# Written problem
Please retype the records below exactly, leaving out any pictures.
>>>
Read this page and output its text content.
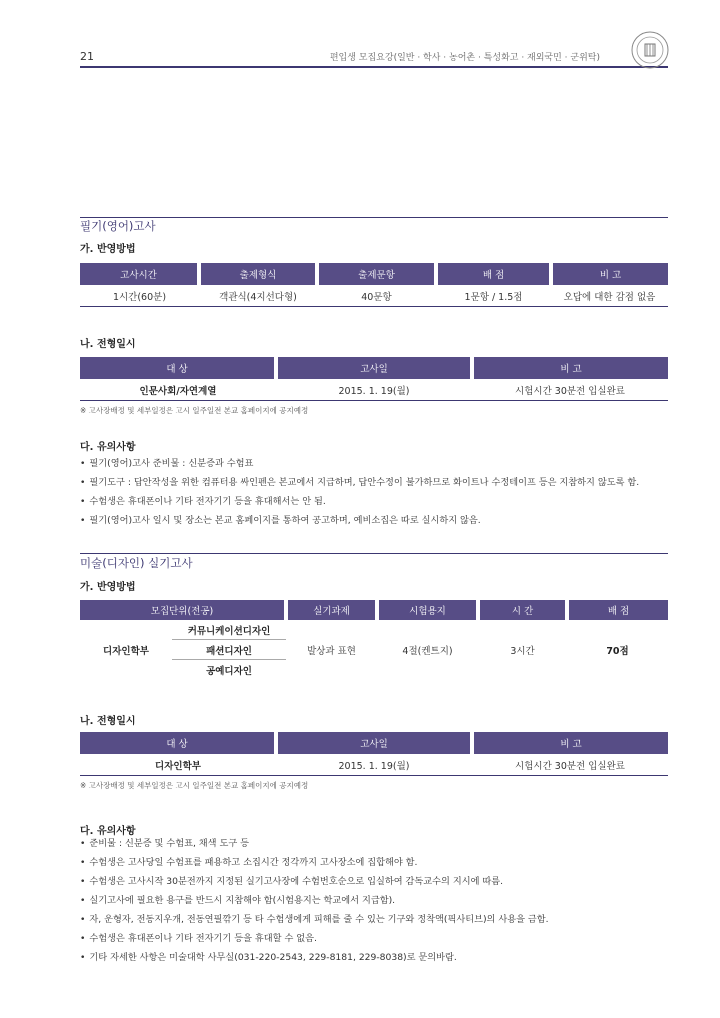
21	편입생 모집요강(일반 · 학사 · 농어촌 · 특성화고 · 재외국민 · 군위탁)
필기(영어)고사
가. 반영방법
고사시간	출제형식	출제문항	배 점	비 고
1시간(60분)	객관식(4지선다형)	40문항	1문항 / 1.5점	오답에 대한 감점 없음
나. 전형일시
대 상	고사일	비 고
인문사회/자연계열	2015. 1. 19(월)	시험시간 30분전 입실완료
※ 고사장배정 및 세부일정은 고시 일주일전 본교 홈페이지에 공지예정
다. 유의사항
• 필기(영어)고사 준비물 : 신분증과 수험표
• 필기도구 : 답안작성을 위한 컴퓨터용 싸인펜은 본교에서 지급하며, 답안수정이 불가하므로 화이트나 수정테이프 등은 지참하지 않도록 함.
• 수험생은 휴대폰이나 기타 전자기기 등을 휴대해서는 안 됨.
• 필기(영어)고사 일시 및 장소는 본교 홈페이지를 통하여 공고하며, 예비소집은 따로 실시하지 않음.
미술(디자인) 실기고사
가. 반영방법
모집단위(전공)		실기과제	시험용지	시 간	배 점
디자인학부	커뮤니케이션디자인	발상과 표현	4절(켄트지)	3시간	70점
	패션디자인				
	공예디자인				
나. 전형일시
대 상	고사일	비 고
디자인학부	2015. 1. 19(월)	시험시간 30분전 입실완료
※ 고사장배정 및 세부일정은 고시 일주일전 본교 홈페이지에 공지예정
다. 유의사항
• 준비물 : 신분증 및 수험표, 채색 도구 등
• 수험생은 고사당일 수험표를 패용하고 소집시간 정각까지 고사장소에 집합해야 함.
• 수험생은 고사시작 30분전까지 지정된 실기고사장에 수험번호순으로 입실하여 감독교수의 지시에 따름.
• 실기고사에 필요한 용구를 반드시 지참해야 함(시험용지는 학교에서 지급함).
• 자, 운형자, 전동지우개, 전동연필깎기 등 타 수험생에게 피해를 줄 수 있는 기구와 정착액(픽사티브)의 사용을 금함.
• 수험생은 휴대폰이나 기타 전자기기 등을 휴대할 수 없음.
• 기타 자세한 사항은 미술대학 사무실(031-220-2543, 229-8181, 229-8038)로 문의바람.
<<<
# Exercise answer
Read this page and output its text content.
21	편입생 모집요강(일반 · 학사 · 농어촌 · 특성화고 · 재외국민 · 군위탁)
필기(영어)고사
가. 반영방법
고사시간	출제형식	출제문항	배 점	비 고
1시간(60분)	객관식(4지선다형)	40문항	1문항 / 1.5점	오답에 대한 감점 없음
나. 전형일시
대 상	고사일	비 고
인문사회/자연계열	2015. 1. 19(월)	시험시간 30분전 입실완료
※ 고사장배정 및 세부일정은 고시 일주일전 본교 홈페이지에 공지예정
다. 유의사항
• 필기(영어)고사 준비물 : 신분증과 수험표
• 필기도구 : 답안작성을 위한 컴퓨터용 싸인펜은 본교에서 지급하며, 답안수정이 불가하므로 화이트나 수정테이프 등은 지참하지 않도록 함.
• 수험생은 휴대폰이나 기타 전자기기 등을 휴대해서는 안 됨.
• 필기(영어)고사 일시 및 장소는 본교 홈페이지를 통하여 공고하며, 예비소집은 따로 실시하지 않음.
미술(디자인) 실기고사
가. 반영방법
모집단위(전공)		실기과제	시험용지	시 간	배 점
디자인학부	커뮤니케이션디자인	발상과 표현	4절(켄트지)	3시간	70점
	패션디자인				
	공예디자인				
나. 전형일시
대 상	고사일	비 고
디자인학부	2015. 1. 19(월)	시험시간 30분전 입실완료
※ 고사장배정 및 세부일정은 고시 일주일전 본교 홈페이지에 공지예정
다. 유의사항
• 준비물 : 신분증 및 수험표, 채색 도구 등
• 수험생은 고사당일 수험표를 패용하고 소집시간 정각까지 고사장소에 집합해야 함.
• 수험생은 고사시작 30분전까지 지정된 실기고사장에 수험번호순으로 입실하여 감독교수의 지시에 따름.
• 실기고사에 필요한 용구를 반드시 지참해야 함(시험용지는 학교에서 지급함).
• 자, 운형자, 전동지우개, 전동연필깎기 등 타 수험생에게 피해를 줄 수 있는 기구와 정착액(픽사티브)의 사용을 금함.
• 수험생은 휴대폰이나 기타 전자기기 등을 휴대할 수 없음.
• 기타 자세한 사항은 미술대학 사무실(031-220-2543, 229-8181, 229-8038)로 문의바람.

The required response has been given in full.